▸ **YOUR OBJECTIVE**
Pictures should be excluded; otherwise, copy every entry exactly.

[BEGIN]

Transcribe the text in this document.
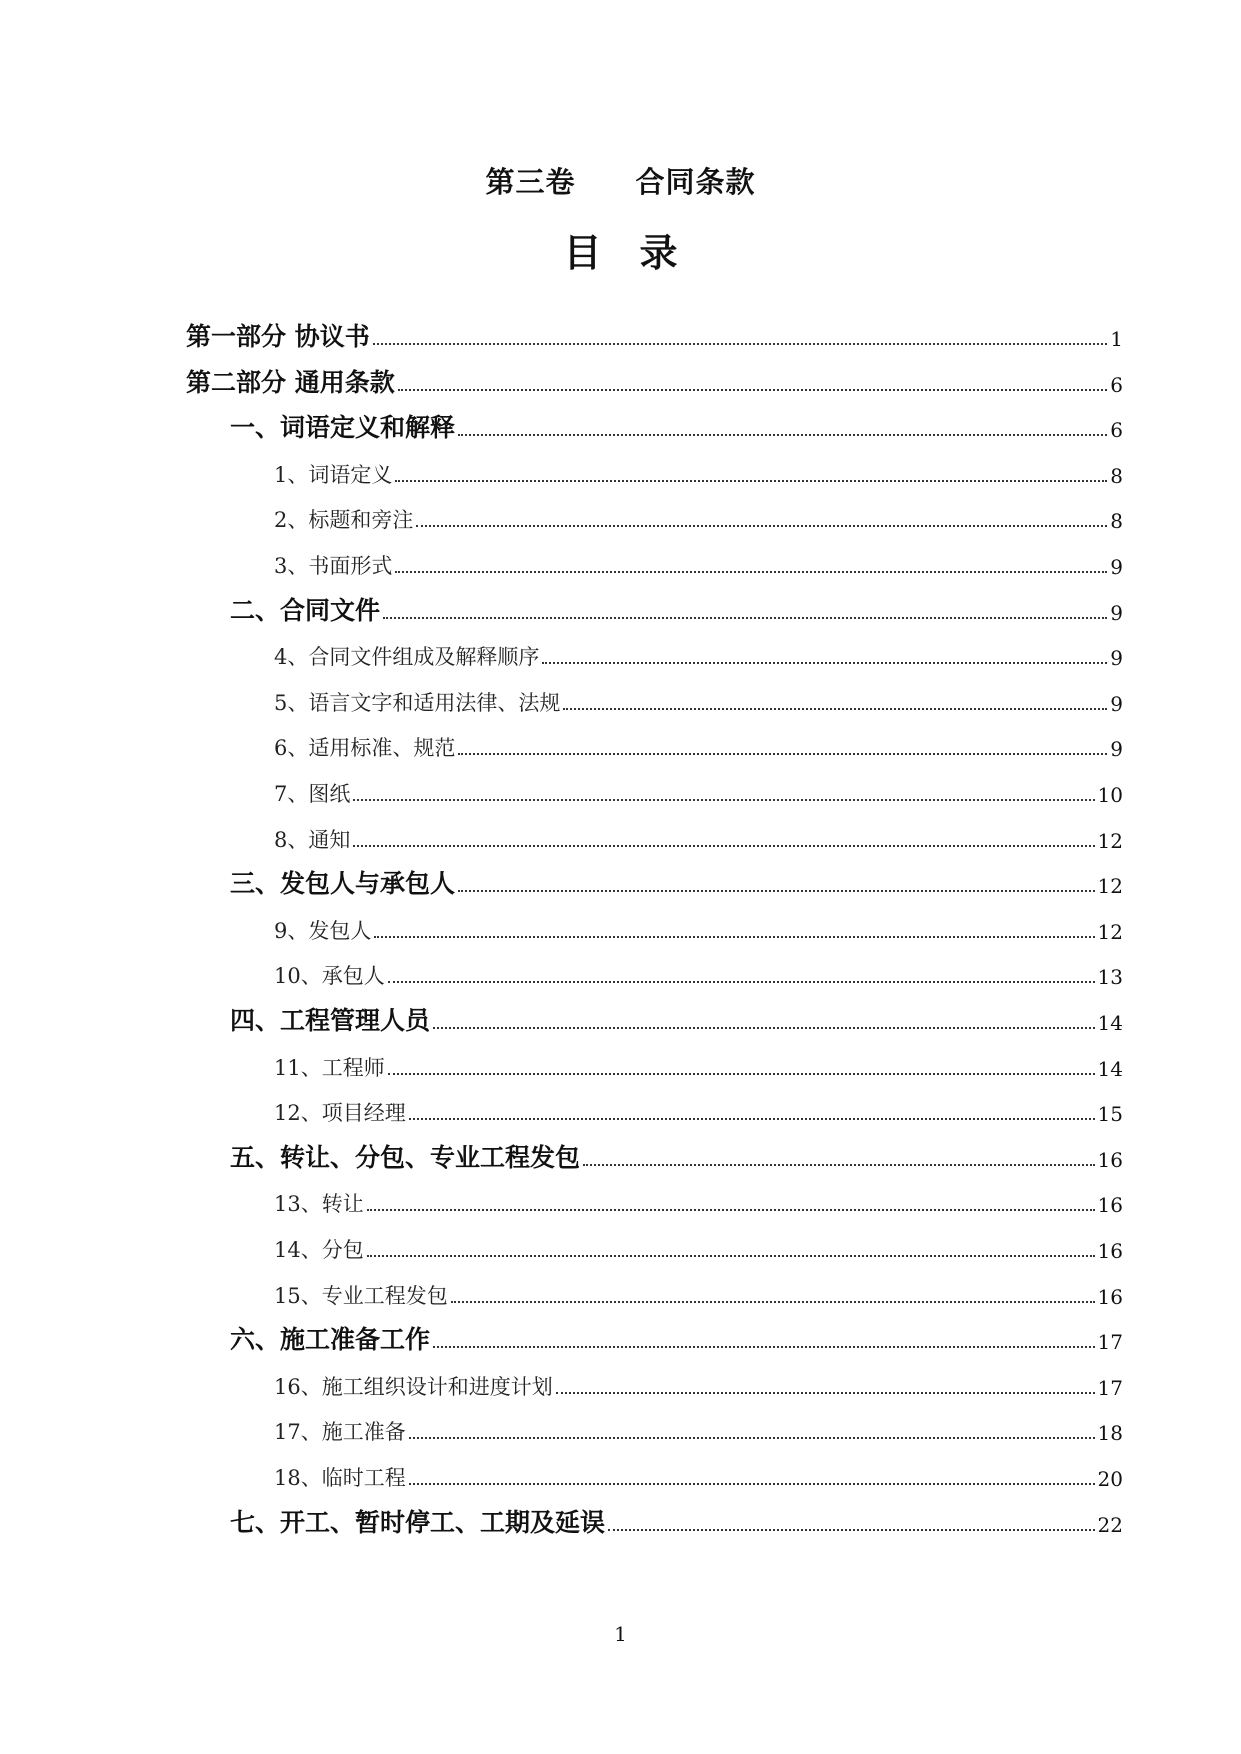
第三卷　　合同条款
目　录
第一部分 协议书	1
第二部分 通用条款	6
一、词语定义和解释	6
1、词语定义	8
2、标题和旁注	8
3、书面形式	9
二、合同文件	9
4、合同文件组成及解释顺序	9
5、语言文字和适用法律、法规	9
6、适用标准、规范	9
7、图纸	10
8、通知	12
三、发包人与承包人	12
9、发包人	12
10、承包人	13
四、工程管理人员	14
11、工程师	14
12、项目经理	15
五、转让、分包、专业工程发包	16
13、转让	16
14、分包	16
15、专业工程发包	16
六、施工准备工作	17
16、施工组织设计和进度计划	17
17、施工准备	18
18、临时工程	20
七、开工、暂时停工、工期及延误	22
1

[END]

▸ **SOLVED PROBLEM**
Transcribe the text in this document.
第三卷　　合同条款
目　录
第一部分 协议书	1
第二部分 通用条款	6
一、词语定义和解释	6
1、词语定义	8
2、标题和旁注	8
3、书面形式	9
二、合同文件	9
4、合同文件组成及解释顺序	9
5、语言文字和适用法律、法规	9
6、适用标准、规范	9
7、图纸	10
8、通知	12
三、发包人与承包人	12
9、发包人	12
10、承包人	13
四、工程管理人员	14
11、工程师	14
12、项目经理	15
五、转让、分包、专业工程发包	16
13、转让	16
14、分包	16
15、专业工程发包	16
六、施工准备工作	17
16、施工组织设计和进度计划	17
17、施工准备	18
18、临时工程	20
七、开工、暂时停工、工期及延误	22
1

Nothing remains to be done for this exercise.